**YOUR TASK:** Copy each line of the listing below exactly.

(Records from a collection)
────────────────
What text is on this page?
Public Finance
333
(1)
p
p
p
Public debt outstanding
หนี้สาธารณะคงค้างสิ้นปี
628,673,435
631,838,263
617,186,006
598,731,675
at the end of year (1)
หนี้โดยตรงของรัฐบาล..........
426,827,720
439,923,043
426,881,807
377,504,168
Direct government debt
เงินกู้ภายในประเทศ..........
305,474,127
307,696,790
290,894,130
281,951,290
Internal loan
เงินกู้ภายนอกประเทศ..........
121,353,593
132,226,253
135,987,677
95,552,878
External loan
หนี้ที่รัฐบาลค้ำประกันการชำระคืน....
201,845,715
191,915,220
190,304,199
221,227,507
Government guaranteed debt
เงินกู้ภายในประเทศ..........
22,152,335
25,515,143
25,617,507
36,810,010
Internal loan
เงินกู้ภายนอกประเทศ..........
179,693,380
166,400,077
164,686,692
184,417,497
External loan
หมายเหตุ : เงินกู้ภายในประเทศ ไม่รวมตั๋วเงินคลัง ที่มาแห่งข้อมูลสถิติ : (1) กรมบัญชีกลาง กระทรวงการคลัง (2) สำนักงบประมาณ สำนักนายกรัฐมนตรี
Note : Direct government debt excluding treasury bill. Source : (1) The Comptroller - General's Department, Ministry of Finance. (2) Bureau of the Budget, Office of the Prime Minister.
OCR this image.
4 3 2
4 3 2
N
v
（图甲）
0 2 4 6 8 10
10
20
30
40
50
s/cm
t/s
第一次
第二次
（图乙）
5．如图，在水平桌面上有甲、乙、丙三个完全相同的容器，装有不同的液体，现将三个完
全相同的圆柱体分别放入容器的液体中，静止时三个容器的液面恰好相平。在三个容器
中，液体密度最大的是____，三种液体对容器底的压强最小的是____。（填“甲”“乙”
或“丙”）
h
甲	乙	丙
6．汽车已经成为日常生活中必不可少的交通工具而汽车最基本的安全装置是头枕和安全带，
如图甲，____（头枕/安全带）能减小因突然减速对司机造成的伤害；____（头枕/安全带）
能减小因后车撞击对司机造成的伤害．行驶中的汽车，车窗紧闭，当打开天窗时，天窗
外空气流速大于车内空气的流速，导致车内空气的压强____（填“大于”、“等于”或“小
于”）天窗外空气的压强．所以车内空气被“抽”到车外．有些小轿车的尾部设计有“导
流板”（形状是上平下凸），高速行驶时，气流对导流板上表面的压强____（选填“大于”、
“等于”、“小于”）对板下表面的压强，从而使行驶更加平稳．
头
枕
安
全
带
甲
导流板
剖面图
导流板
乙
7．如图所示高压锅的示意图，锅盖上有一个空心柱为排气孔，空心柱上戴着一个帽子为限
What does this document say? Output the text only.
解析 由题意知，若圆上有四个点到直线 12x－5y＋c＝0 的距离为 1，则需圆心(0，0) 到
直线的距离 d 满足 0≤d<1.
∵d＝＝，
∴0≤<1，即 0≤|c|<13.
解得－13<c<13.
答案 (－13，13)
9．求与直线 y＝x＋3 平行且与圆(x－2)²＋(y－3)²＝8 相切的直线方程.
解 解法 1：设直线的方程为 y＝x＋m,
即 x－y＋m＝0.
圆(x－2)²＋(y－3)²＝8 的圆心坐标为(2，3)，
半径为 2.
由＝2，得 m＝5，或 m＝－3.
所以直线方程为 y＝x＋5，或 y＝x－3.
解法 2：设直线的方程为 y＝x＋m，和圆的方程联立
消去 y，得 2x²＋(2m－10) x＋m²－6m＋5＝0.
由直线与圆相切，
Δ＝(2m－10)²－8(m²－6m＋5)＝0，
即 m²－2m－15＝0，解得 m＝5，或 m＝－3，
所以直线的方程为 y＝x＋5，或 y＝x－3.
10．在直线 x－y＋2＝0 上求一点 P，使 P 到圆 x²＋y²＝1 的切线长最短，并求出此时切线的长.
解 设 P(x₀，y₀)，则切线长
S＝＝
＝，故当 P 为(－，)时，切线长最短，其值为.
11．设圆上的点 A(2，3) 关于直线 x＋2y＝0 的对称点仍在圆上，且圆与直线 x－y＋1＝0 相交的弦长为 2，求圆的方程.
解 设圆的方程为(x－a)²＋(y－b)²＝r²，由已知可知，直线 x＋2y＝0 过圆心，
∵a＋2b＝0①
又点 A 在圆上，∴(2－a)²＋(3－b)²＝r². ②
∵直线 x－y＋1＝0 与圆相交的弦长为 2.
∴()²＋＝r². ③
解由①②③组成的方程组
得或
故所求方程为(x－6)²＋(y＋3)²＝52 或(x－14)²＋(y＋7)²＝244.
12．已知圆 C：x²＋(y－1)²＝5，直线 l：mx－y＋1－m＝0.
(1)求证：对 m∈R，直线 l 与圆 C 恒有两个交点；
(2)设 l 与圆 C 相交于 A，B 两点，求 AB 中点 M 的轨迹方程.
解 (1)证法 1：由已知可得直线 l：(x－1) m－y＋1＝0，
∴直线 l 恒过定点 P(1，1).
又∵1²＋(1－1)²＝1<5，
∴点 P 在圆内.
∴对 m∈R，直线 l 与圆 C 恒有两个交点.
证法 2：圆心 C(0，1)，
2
────────────────
**WRITTEN SOLUTION:**
What text is on this page?
Public Finance
333
(1)
p
p
p
Public debt outstanding
หนี้สาธารณะคงค้างสิ้นปี
628,673,435
631,838,263
617,186,006
598,731,675
at the end of year (1)
หนี้โดยตรงของรัฐบาล..........
426,827,720
439,923,043
426,881,807
377,504,168
Direct government debt
เงินกู้ภายในประเทศ..........
305,474,127
307,696,790
290,894,130
281,951,290
Internal loan
เงินกู้ภายนอกประเทศ..........
121,353,593
132,226,253
135,987,677
95,552,878
External loan
หนี้ที่รัฐบาลค้ำประกันการชำระคืน....
201,845,715
191,915,220
190,304,199
221,227,507
Government guaranteed debt
เงินกู้ภายในประเทศ..........
22,152,335
25,515,143
25,617,507
36,810,010
Internal loan
เงินกู้ภายนอกประเทศ..........
179,693,380
166,400,077
164,686,692
184,417,497
External loan
หมายเหตุ : เงินกู้ภายในประเทศ ไม่รวมตั๋วเงินคลัง ที่มาแห่งข้อมูลสถิติ : (1) กรมบัญชีกลาง กระทรวงการคลัง (2) สำนักงบประมาณ สำนักนายกรัฐมนตรี
Note : Direct government debt excluding treasury bill. Source : (1) The Comptroller - General's Department, Ministry of Finance. (2) Bureau of the Budget, Office of the Prime Minister.
OCR this image.
4 3 2
4 3 2
N
v
（图甲）
0 2 4 6 8 10
10
20
30
40
50
s/cm
t/s
第一次
第二次
（图乙）
5．如图，在水平桌面上有甲、乙、丙三个完全相同的容器，装有不同的液体，现将三个完
全相同的圆柱体分别放入容器的液体中，静止时三个容器的液面恰好相平。在三个容器
中，液体密度最大的是____，三种液体对容器底的压强最小的是____。（填“甲”“乙”
或“丙”）
h
甲	乙	丙
6．汽车已经成为日常生活中必不可少的交通工具而汽车最基本的安全装置是头枕和安全带，
如图甲，____（头枕/安全带）能减小因突然减速对司机造成的伤害；____（头枕/安全带）
能减小因后车撞击对司机造成的伤害．行驶中的汽车，车窗紧闭，当打开天窗时，天窗
外空气流速大于车内空气的流速，导致车内空气的压强____（填“大于”、“等于”或“小
于”）天窗外空气的压强．所以车内空气被“抽”到车外．有些小轿车的尾部设计有“导
流板”（形状是上平下凸），高速行驶时，气流对导流板上表面的压强____（选填“大于”、
“等于”、“小于”）对板下表面的压强，从而使行驶更加平稳．
头
枕
安
全
带
甲
导流板
剖面图
导流板
乙
7．如图所示高压锅的示意图，锅盖上有一个空心柱为排气孔，空心柱上戴着一个帽子为限
What does this document say? Output the text only.
解析 由题意知，若圆上有四个点到直线 12x－5y＋c＝0 的距离为 1，则需圆心(0，0) 到
直线的距离 d 满足 0≤d<1.
∵d＝＝，
∴0≤<1，即 0≤|c|<13.
解得－13<c<13.
答案 (－13，13)
9．求与直线 y＝x＋3 平行且与圆(x－2)²＋(y－3)²＝8 相切的直线方程.
解 解法 1：设直线的方程为 y＝x＋m,
即 x－y＋m＝0.
圆(x－2)²＋(y－3)²＝8 的圆心坐标为(2，3)，
半径为 2.
由＝2，得 m＝5，或 m＝－3.
所以直线方程为 y＝x＋5，或 y＝x－3.
解法 2：设直线的方程为 y＝x＋m，和圆的方程联立
消去 y，得 2x²＋(2m－10) x＋m²－6m＋5＝0.
由直线与圆相切，
Δ＝(2m－10)²－8(m²－6m＋5)＝0，
即 m²－2m－15＝0，解得 m＝5，或 m＝－3，
所以直线的方程为 y＝x＋5，或 y＝x－3.
10．在直线 x－y＋2＝0 上求一点 P，使 P 到圆 x²＋y²＝1 的切线长最短，并求出此时切线的长.
解 设 P(x₀，y₀)，则切线长
S＝＝
＝，故当 P 为(－，)时，切线长最短，其值为.
11．设圆上的点 A(2，3) 关于直线 x＋2y＝0 的对称点仍在圆上，且圆与直线 x－y＋1＝0 相交的弦长为 2，求圆的方程.
解 设圆的方程为(x－a)²＋(y－b)²＝r²，由已知可知，直线 x＋2y＝0 过圆心，
∵a＋2b＝0①
又点 A 在圆上，∴(2－a)²＋(3－b)²＝r². ②
∵直线 x－y＋1＝0 与圆相交的弦长为 2.
∴()²＋＝r². ③
解由①②③组成的方程组
得或
故所求方程为(x－6)²＋(y＋3)²＝52 或(x－14)²＋(y＋7)²＝244.
12．已知圆 C：x²＋(y－1)²＝5，直线 l：mx－y＋1－m＝0.
(1)求证：对 m∈R，直线 l 与圆 C 恒有两个交点；
(2)设 l 与圆 C 相交于 A，B 两点，求 AB 中点 M 的轨迹方程.
解 (1)证法 1：由已知可得直线 l：(x－1) m－y＋1＝0，
∴直线 l 恒过定点 P(1，1).
又∵1²＋(1－1)²＝1<5，
∴点 P 在圆内.
∴对 m∈R，直线 l 与圆 C 恒有两个交点.
证法 2：圆心 C(0，1)，
2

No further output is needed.